## PAGE EXCERPT
● ● ● ●
Tuesday, April 05, 2005

How to Boil a Frog

Picked this quote up over at Talking Points Memo, via Ray's blog:

Senator John Cornyn (contact him here, if you'd like), quoted from the floors of a nearly-empty house of Congress:
"It causes a lot of people, including me, great distress to see judges use the authority that they have been given to make raw political or ideological decisions. [Sometimes] the Supreme Court has taken on this role as a policymaker rather than an enforcer of political decisions made by elected representatives of the people. I don't know if there is a cause-and-effect connection but we have seen some recent episodes of courthouse violence in this country. Certainly nothing new, but we seem to have run through a spate of courthouse violence recently that's been on the news and I wonder whether there may be some connection between the perception in some quarters on some occasions where judges are making political decisions yet are unaccountable to the public, that it builds up and builds up and builds up to the point where some people engage in - engage in violence."
Ummm, what?

Imagine, for a moment, if a progressive (or, worse yet, a bright-blue America-hating liberal) had the audacity to suggest, even in the infuriatingly bloviating and tentative fashion employed by Cornyn here, that violence against members of the executive or legislative branch that engaged in something they didn't like was maybe, just maybe, well not justified exactly, but kinda sorta understandable.
● ● ● ●
## Data excerpts
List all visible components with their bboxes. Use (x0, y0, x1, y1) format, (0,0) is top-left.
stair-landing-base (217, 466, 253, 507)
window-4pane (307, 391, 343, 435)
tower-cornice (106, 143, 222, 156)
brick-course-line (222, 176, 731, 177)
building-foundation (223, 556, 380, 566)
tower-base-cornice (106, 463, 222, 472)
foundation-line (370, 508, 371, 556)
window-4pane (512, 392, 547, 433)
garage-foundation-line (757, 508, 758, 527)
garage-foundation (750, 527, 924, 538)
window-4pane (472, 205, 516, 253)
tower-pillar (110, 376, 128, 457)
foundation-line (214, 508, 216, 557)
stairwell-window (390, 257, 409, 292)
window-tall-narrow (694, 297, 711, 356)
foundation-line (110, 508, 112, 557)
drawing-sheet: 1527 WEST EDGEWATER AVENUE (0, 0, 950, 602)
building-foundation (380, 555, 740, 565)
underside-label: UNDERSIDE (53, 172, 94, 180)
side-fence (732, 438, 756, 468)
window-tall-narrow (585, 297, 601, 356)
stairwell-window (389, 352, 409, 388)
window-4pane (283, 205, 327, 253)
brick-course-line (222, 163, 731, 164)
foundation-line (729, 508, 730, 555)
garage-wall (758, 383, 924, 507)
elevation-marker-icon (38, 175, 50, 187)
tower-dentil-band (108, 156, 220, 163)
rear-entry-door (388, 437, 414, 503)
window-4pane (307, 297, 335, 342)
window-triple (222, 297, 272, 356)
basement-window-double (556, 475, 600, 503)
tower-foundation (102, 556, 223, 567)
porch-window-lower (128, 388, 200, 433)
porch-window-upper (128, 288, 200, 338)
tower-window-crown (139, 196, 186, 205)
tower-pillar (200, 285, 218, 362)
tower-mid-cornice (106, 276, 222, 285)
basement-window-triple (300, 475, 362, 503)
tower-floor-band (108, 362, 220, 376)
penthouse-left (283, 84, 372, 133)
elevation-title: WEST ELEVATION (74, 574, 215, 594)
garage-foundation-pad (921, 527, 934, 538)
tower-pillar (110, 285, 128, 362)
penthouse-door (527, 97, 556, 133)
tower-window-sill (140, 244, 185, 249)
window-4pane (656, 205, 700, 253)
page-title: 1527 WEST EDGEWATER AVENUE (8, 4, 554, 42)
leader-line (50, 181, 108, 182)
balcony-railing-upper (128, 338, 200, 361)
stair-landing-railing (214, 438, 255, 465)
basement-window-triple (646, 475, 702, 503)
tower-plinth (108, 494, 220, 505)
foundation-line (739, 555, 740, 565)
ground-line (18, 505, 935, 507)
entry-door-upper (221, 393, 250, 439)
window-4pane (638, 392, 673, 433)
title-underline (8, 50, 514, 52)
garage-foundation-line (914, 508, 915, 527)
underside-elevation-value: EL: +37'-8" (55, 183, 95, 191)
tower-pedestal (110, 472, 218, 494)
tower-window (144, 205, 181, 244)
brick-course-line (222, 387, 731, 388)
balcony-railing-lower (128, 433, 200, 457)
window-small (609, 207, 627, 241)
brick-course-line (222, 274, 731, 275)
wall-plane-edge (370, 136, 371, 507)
● ● ● ●
## PROBLEM DETAILS
Finish out the blog post about Senator Cornyn's remarks on judges, picking up after its last sentence. The data has nothing to do with the blog post.

## TASK RESPONSE
Imagine some tree-hugging, granola-eating liberal with more than a few screws loose kills a Senator, or a Senators family, because he doesn't agree with, oh I don't know, some questionable legislation that the guy railroaded through, or maybe he had a problem with the Senator lying and intentionally assisting a member of the Executive branch into misleading a nation into supporting an unjust war. Or maybe methodically undermining civil rights under the guise of protecting us from the "Bad Guys." Something not exactly popular in this guy's circle of friends. And let's say Ted Kennedy steps up and says "Well, I don't agree, really, but you gotta understand, I mean, well, what can you expect?"

Can you even imagine the (justifiable and correct) outrage? The (immediate and all-encompassing) fallout? The speed with which the story would be amplified, via the Goddamn Liberal Media, repeated and rephrased and riffed-upon within an inch of its life by the CoulterLimbaughHannity machine, until it dominated the public and private airwaves and every Op/Ed page in the country? And the way in which any media outlet or talking head who didn't mimic the agreed upon points of outrage would be excoriated and demonized into non-existence?

This guy, a US Senator (not to mention a judge who served on the Texas Supreme court) is suggesting that judges who render opinion on law that runs counter to what people want shouldn't be too surprised if those bad, naughty people decide to, well, kill them. And that on some level this is understandable. Not commendable, lawdy no! But, well, what do you expect? Don't these justices see the way the wind is blowing? After all, two branches of the US government are sliding as quickly as gravity will carry them into religio-fascism. That damn third branch of government better get with the program and follow suit, quick, or well, they'll only have themselves to blame when people decide to pop a cap in their asses for rendering unpopular opinions.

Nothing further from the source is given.